Objective: Each entry that follows is to be retyped exactly. Pictures do not belong in the copy.

Supplied entries:

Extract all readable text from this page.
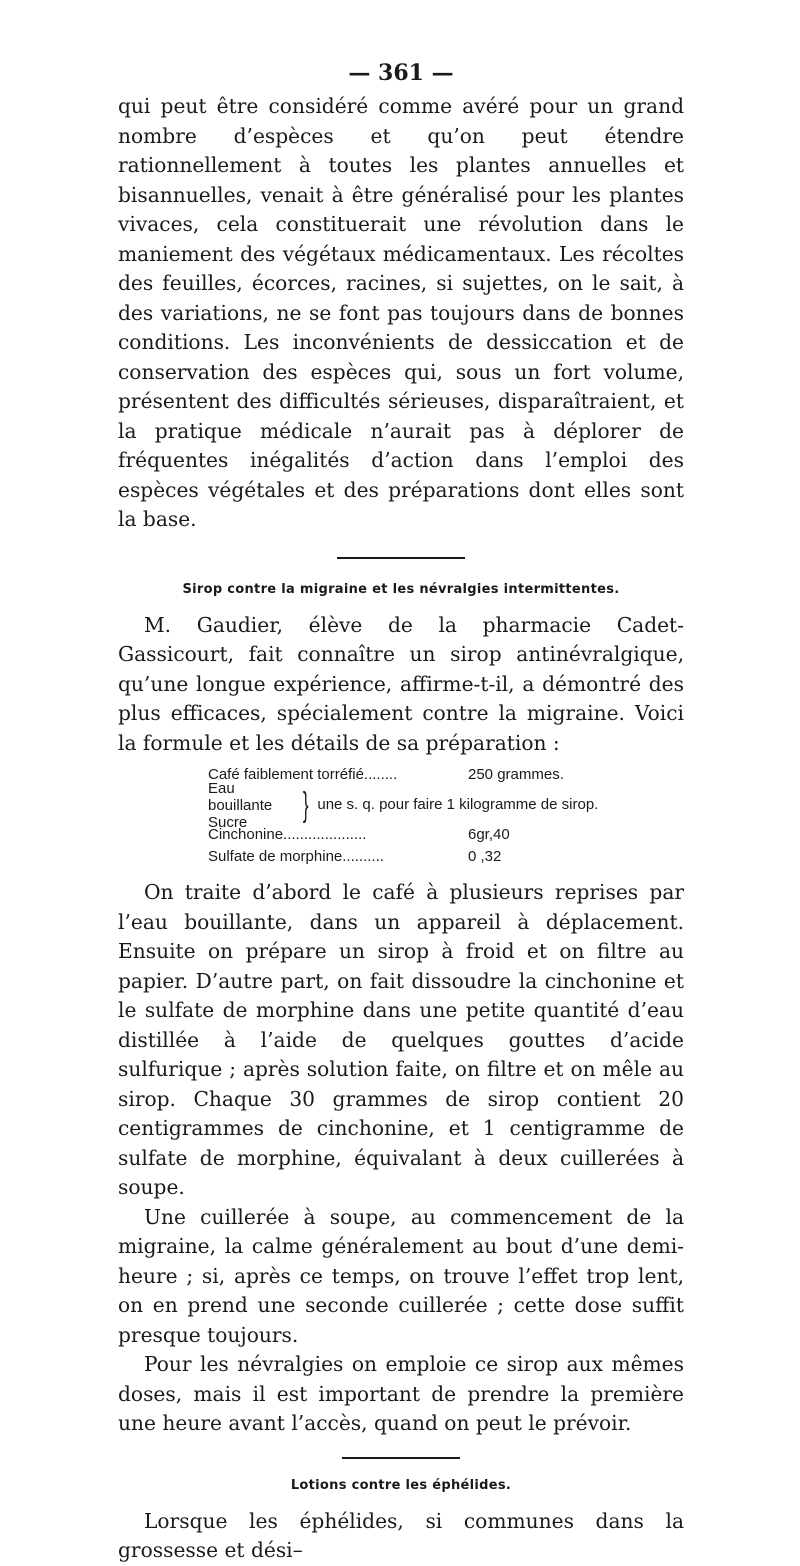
— 361 —

qui peut être considéré comme avéré pour un grand nombre d’espèces et qu’on peut étendre rationnellement à toutes les plantes annuelles et bisannuelles, venait à être généralisé pour les plantes vivaces, cela constituerait une révolution dans le maniement des végétaux médicamentaux. Les récoltes des feuilles, écorces, racines, si sujettes, on le sait, à des variations, ne se font pas toujours dans de bonnes conditions. Les inconvénients de dessiccation et de conservation des espèces qui, sous un fort volume, présentent des difficultés sérieuses, disparaîtraient, et la pratique médicale n’aurait pas à déplorer de fréquentes inégalités d’action dans l’emploi des espèces végétales et des préparations dont elles sont la base.

Sirop contre la migraine et les névralgies intermittentes.

M. Gaudier, élève de la pharmacie Cadet-Gassicourt, fait connaître un sirop antinévralgique, qu’une longue expérience, affirme-t-il, a démontré des plus efficaces, spécialement contre la migraine. Voici la formule et les détails de sa préparation :

Café faiblement torréfié........	250 grammes.
Eau bouillante
Sucre	} une s. q. pour faire 1 kilogramme de sirop.
Cinchonine....................	6gr,40
Sulfate de morphine..........	0 ,32

On traite d’abord le café à plusieurs reprises par l’eau bouillante, dans un appareil à déplacement. Ensuite on prépare un sirop à froid et on filtre au papier. D’autre part, on fait dissoudre la cinchonine et le sulfate de morphine dans une petite quantité d’eau distillée à l’aide de quelques gouttes d’acide sulfurique ; après solution faite, on filtre et on mêle au sirop. Chaque 30 grammes de sirop contient 20 centigrammes de cinchonine, et 1 centigramme de sulfate de morphine, équivalant à deux cuillerées à soupe.

Une cuillerée à soupe, au commencement de la migraine, la calme généralement au bout d’une demi-heure ; si, après ce temps, on trouve l’effet trop lent, on en prend une seconde cuillerée ; cette dose suffit presque toujours.

Pour les névralgies on emploie ce sirop aux mêmes doses, mais il est important de prendre la première une heure avant l’accès, quand on peut le prévoir.

Lotions contre les éphélides.

Lorsque les éphélides, si communes dans la grossesse et dési–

Correct result:
Extract all readable text from this page.
— 361 —

qui peut être considéré comme avéré pour un grand nombre d’espèces et qu’on peut étendre rationnellement à toutes les plantes annuelles et bisannuelles, venait à être généralisé pour les plantes vivaces, cela constituerait une révolution dans le maniement des végétaux médicamentaux. Les récoltes des feuilles, écorces, racines, si sujettes, on le sait, à des variations, ne se font pas toujours dans de bonnes conditions. Les inconvénients de dessiccation et de conservation des espèces qui, sous un fort volume, présentent des difficultés sérieuses, disparaîtraient, et la pratique médicale n’aurait pas à déplorer de fréquentes inégalités d’action dans l’emploi des espèces végétales et des préparations dont elles sont la base.

Sirop contre la migraine et les névralgies intermittentes.

M. Gaudier, élève de la pharmacie Cadet-Gassicourt, fait connaître un sirop antinévralgique, qu’une longue expérience, affirme-t-il, a démontré des plus efficaces, spécialement contre la migraine. Voici la formule et les détails de sa préparation :

Café faiblement torréfié........	250 grammes.
Eau bouillante
Sucre	} une s. q. pour faire 1 kilogramme de sirop.
Cinchonine....................	6gr,40
Sulfate de morphine..........	0 ,32

On traite d’abord le café à plusieurs reprises par l’eau bouillante, dans un appareil à déplacement. Ensuite on prépare un sirop à froid et on filtre au papier. D’autre part, on fait dissoudre la cinchonine et le sulfate de morphine dans une petite quantité d’eau distillée à l’aide de quelques gouttes d’acide sulfurique ; après solution faite, on filtre et on mêle au sirop. Chaque 30 grammes de sirop contient 20 centigrammes de cinchonine, et 1 centigramme de sulfate de morphine, équivalant à deux cuillerées à soupe.

Une cuillerée à soupe, au commencement de la migraine, la calme généralement au bout d’une demi-heure ; si, après ce temps, on trouve l’effet trop lent, on en prend une seconde cuillerée ; cette dose suffit presque toujours.

Pour les névralgies on emploie ce sirop aux mêmes doses, mais il est important de prendre la première une heure avant l’accès, quand on peut le prévoir.

Lotions contre les éphélides.

Lorsque les éphélides, si communes dans la grossesse et dési–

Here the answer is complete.